__Problem details__.
Only the number is wanted: how many lines contain "ಳನದಲ"?

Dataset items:
######
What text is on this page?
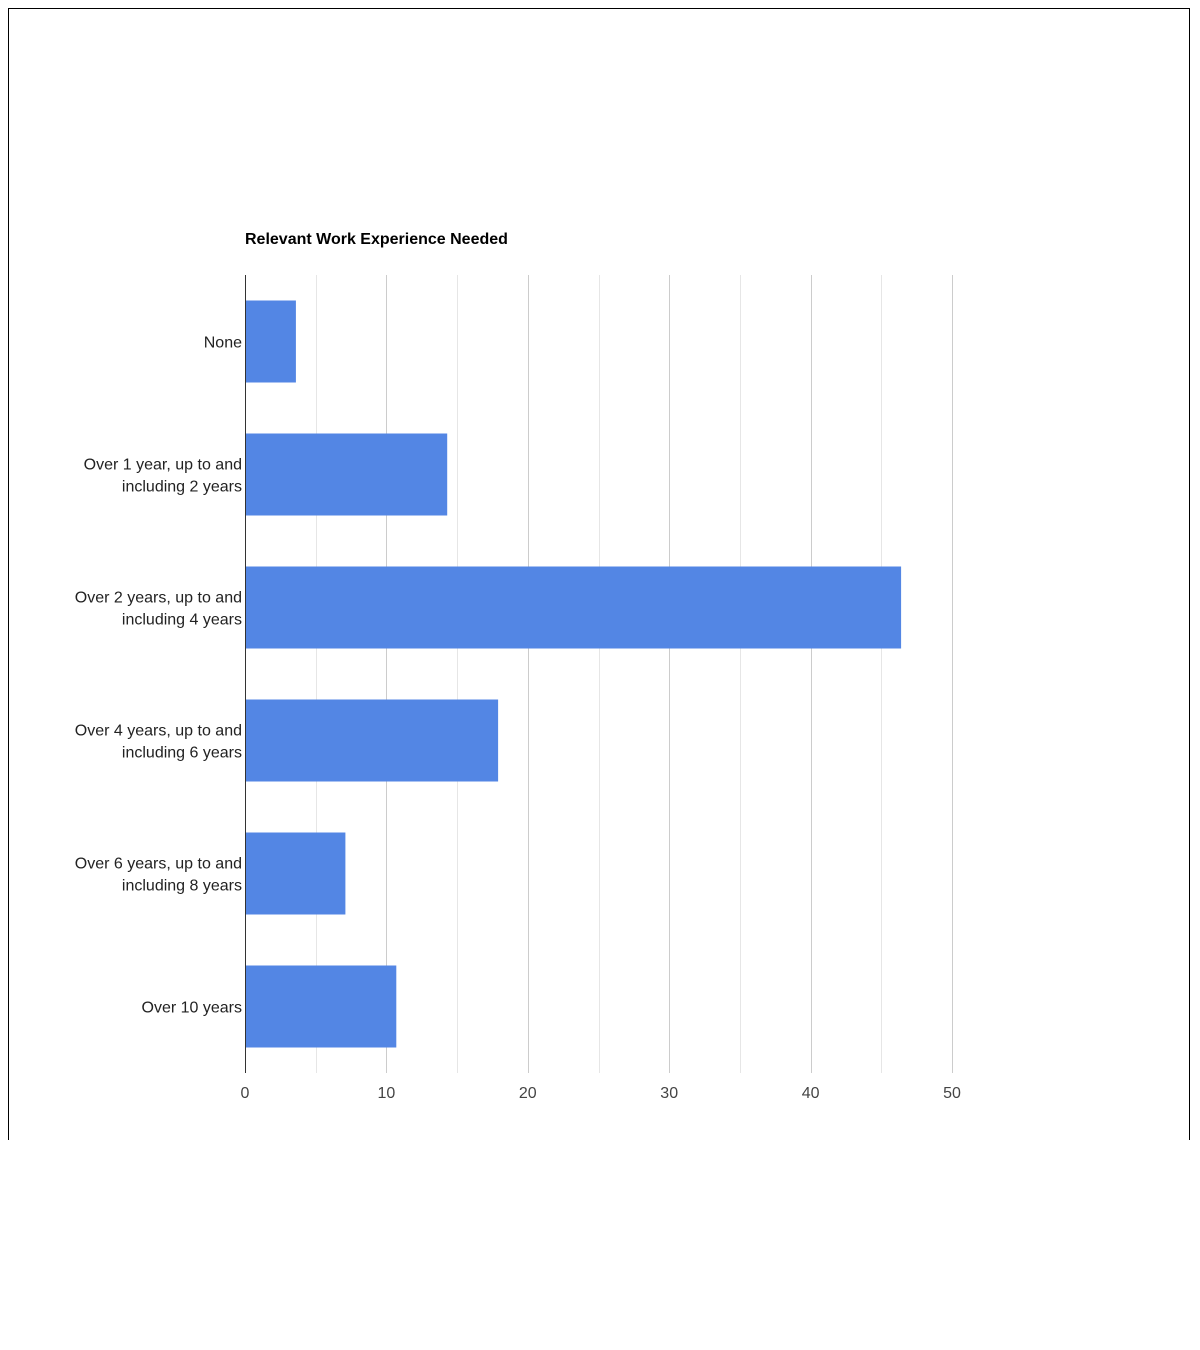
Relevant Work Experience Needed
None
Over 1 year, up to and including 2 years
Over 2 years, up to and including 4 years
Over 4 years, up to and including 6 years
Over 6 years, up to and including 8 years
Over 10 years
0	10	20	30	40	50
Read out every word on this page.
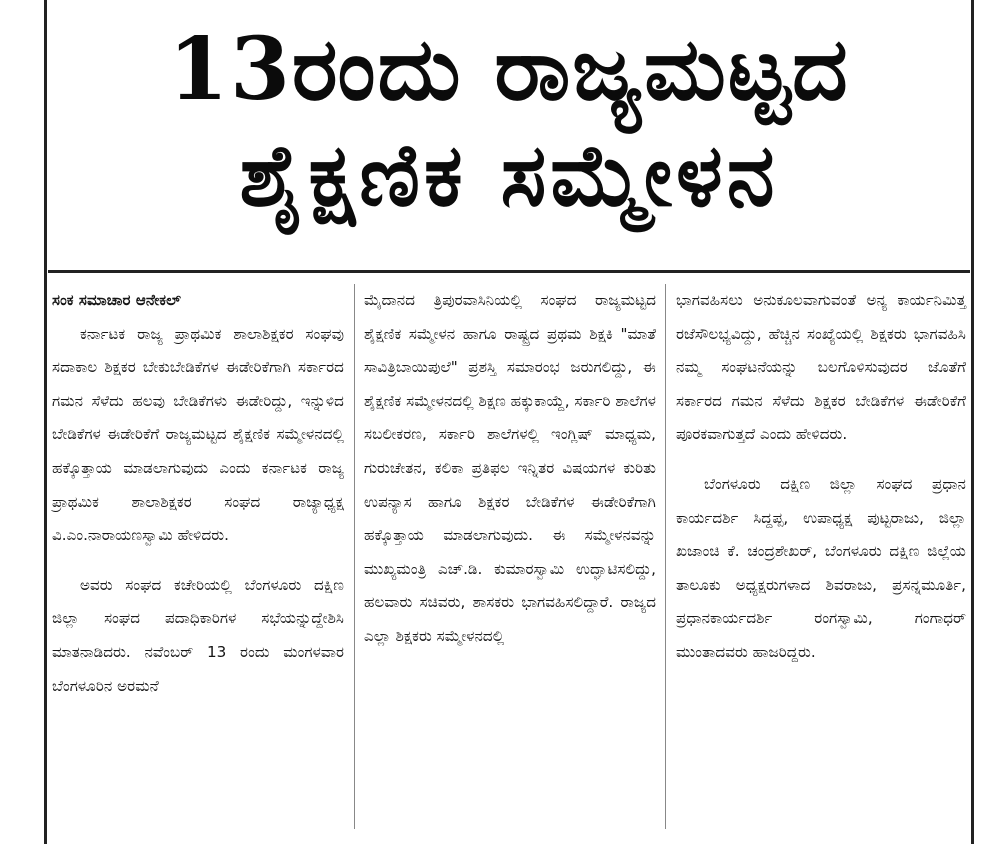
13ರಂದು ರಾಜ್ಯಮಟ್ಟದ
ಶೈಕ್ಷಣಿಕ ಸಮ್ಮೇಳನ
ಸಂಕ ಸಮಾಚಾರ ಆನೇಕಲ್
ಕರ್ನಾಟಕ ರಾಜ್ಯ ಪ್ರಾಥಮಿಕ ಶಾಲಾಶಿಕ್ಷಕರ ಸಂಘವು ಸದಾಕಾಲ ಶಿಕ್ಷಕರ ಬೇಕುಬೇಡಿಕೆಗಳ ಈಡೇರಿಕೆಗಾಗಿ ಸರ್ಕಾರದ ಗಮನ ಸೆಳೆದು ಹಲವು ಬೇಡಿಕೆಗಳು ಈಡೇರಿದ್ದು, ಇನ್ನುಳಿದ ಬೇಡಿಕೆಗಳ ಈಡೇರಿಕೆಗೆ ರಾಜ್ಯಮಟ್ಟದ ಶೈಕ್ಷಣಿಕ ಸಮ್ಮೇಳನದಲ್ಲಿ ಹಕ್ಕೊತ್ತಾಯ ಮಾಡಲಾಗುವುದು ಎಂದು ಕರ್ನಾಟಕ ರಾಜ್ಯ ಪ್ರಾಥಮಿಕ ಶಾಲಾಶಿಕ್ಷಕರ ಸಂಘದ ರಾಜ್ಯಾಧ್ಯಕ್ಷ ವಿ.ಎಂ.ನಾರಾಯಣಸ್ವಾಮಿ ಹೇಳಿದರು.
ಅವರು ಸಂಘದ ಕಚೇರಿಯಲ್ಲಿ ಬೆಂಗಳೂರು ದಕ್ಷಿಣ ಜಿಲ್ಲಾ ಸಂಘದ ಪದಾಧಿಕಾರಿಗಳ ಸಭೆಯನ್ನುದ್ದೇಶಿಸಿ ಮಾತನಾಡಿದರು. ನವೆಂಬರ್ 13 ರಂದು ಮಂಗಳವಾರ ಬೆಂಗಳೂರಿನ ಅರಮನೆ
ಮೈದಾನದ ತ್ರಿಪುರವಾಸಿನಿಯಲ್ಲಿ ಸಂಘದ ರಾಜ್ಯಮಟ್ಟದ ಶೈಕ್ಷಣಿಕ ಸಮ್ಮೇಳನ ಹಾಗೂ ರಾಷ್ಟ್ರದ ಪ್ರಥಮ ಶಿಕ್ಷಕಿ "ಮಾತೆ ಸಾವಿತ್ರಿಬಾಯಿಪುಲೆ" ಪ್ರಶಸ್ತಿ ಸಮಾರಂಭ ಜರುಗಲಿದ್ದು, ಈ ಶೈಕ್ಷಣಿಕ ಸಮ್ಮೇಳನದಲ್ಲಿ ಶಿಕ್ಷಣ ಹಕ್ಕುಕಾಯ್ದೆ, ಸರ್ಕಾರಿ ಶಾಲೆಗಳ ಸಬಲೀಕರಣ, ಸರ್ಕಾರಿ ಶಾಲೆಗಳಲ್ಲಿ ಇಂಗ್ಲಿಷ್ ಮಾಧ್ಯಮ, ಗುರುಚೇತನ, ಕಲಿಕಾ ಪ್ರತಿಫಲ ಇನ್ನಿತರ ವಿಷಯಗಳ ಕುರಿತು ಉಪನ್ಯಾಸ ಹಾಗೂ ಶಿಕ್ಷಕರ ಬೇಡಿಕೆಗಳ ಈಡೇರಿಕೆಗಾಗಿ ಹಕ್ಕೊತ್ತಾಯ ಮಾಡಲಾಗುವುದು. ಈ ಸಮ್ಮೇಳನವನ್ನು ಮುಖ್ಯಮಂತ್ರಿ ಎಚ್.ಡಿ. ಕುಮಾರಸ್ವಾಮಿ ಉದ್ಘಾಟಿಸಲಿದ್ದು, ಹಲವಾರು ಸಚಿವರು, ಶಾಸಕರು ಭಾಗವಹಿಸಲಿದ್ದಾರೆ. ರಾಜ್ಯದ ಎಲ್ಲಾ ಶಿಕ್ಷಕರು ಸಮ್ಮೇಳನದಲ್ಲಿ
ಭಾಗವಹಿಸಲು ಅನುಕೂಲವಾಗುವಂತೆ ಅನ್ಯ ಕಾರ್ಯನಿಮಿತ್ತ ರಜೆಸೌಲಭ್ಯವಿದ್ದು, ಹೆಚ್ಚಿನ ಸಂಖ್ಯೆಯಲ್ಲಿ ಶಿಕ್ಷಕರು ಭಾಗವಹಿಸಿ ನಮ್ಮ ಸಂಘಟನೆಯನ್ನು ಬಲಗೊಳಿಸುವುದರ ಜೊತೆಗೆ ಸರ್ಕಾರದ ಗಮನ ಸೆಳೆದು ಶಿಕ್ಷಕರ ಬೇಡಿಕೆಗಳ ಈಡೇರಿಕೆಗೆ ಪೂರಕವಾಗುತ್ತದೆ ಎಂದು ಹೇಳಿದರು.
ಬೆಂಗಳೂರು ದಕ್ಷಿಣ ಜಿಲ್ಲಾ ಸಂಘದ ಪ್ರಧಾನ ಕಾರ್ಯದರ್ಶಿ ಸಿದ್ದಪ್ಪ, ಉಪಾಧ್ಯಕ್ಷ ಪುಟ್ಟರಾಜು, ಜಿಲ್ಲಾ ಖಜಾಂಚಿ ಕೆ. ಚಂದ್ರಶೇಖರ್, ಬೆಂಗಳೂರು ದಕ್ಷಿಣ ಜಿಲ್ಲೆಯ ತಾಲೂಕು ಅಧ್ಯಕ್ಷರುಗಳಾದ ಶಿವರಾಜು, ಪ್ರಸನ್ನಮೂರ್ತಿ, ಪ್ರಧಾನಕಾರ್ಯದರ್ಶಿ ರಂಗಸ್ವಾಮಿ, ಗಂಗಾಧರ್ ಮುಂತಾದವರು ಹಾಜರಿದ್ದರು.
######
__Correct response__.
2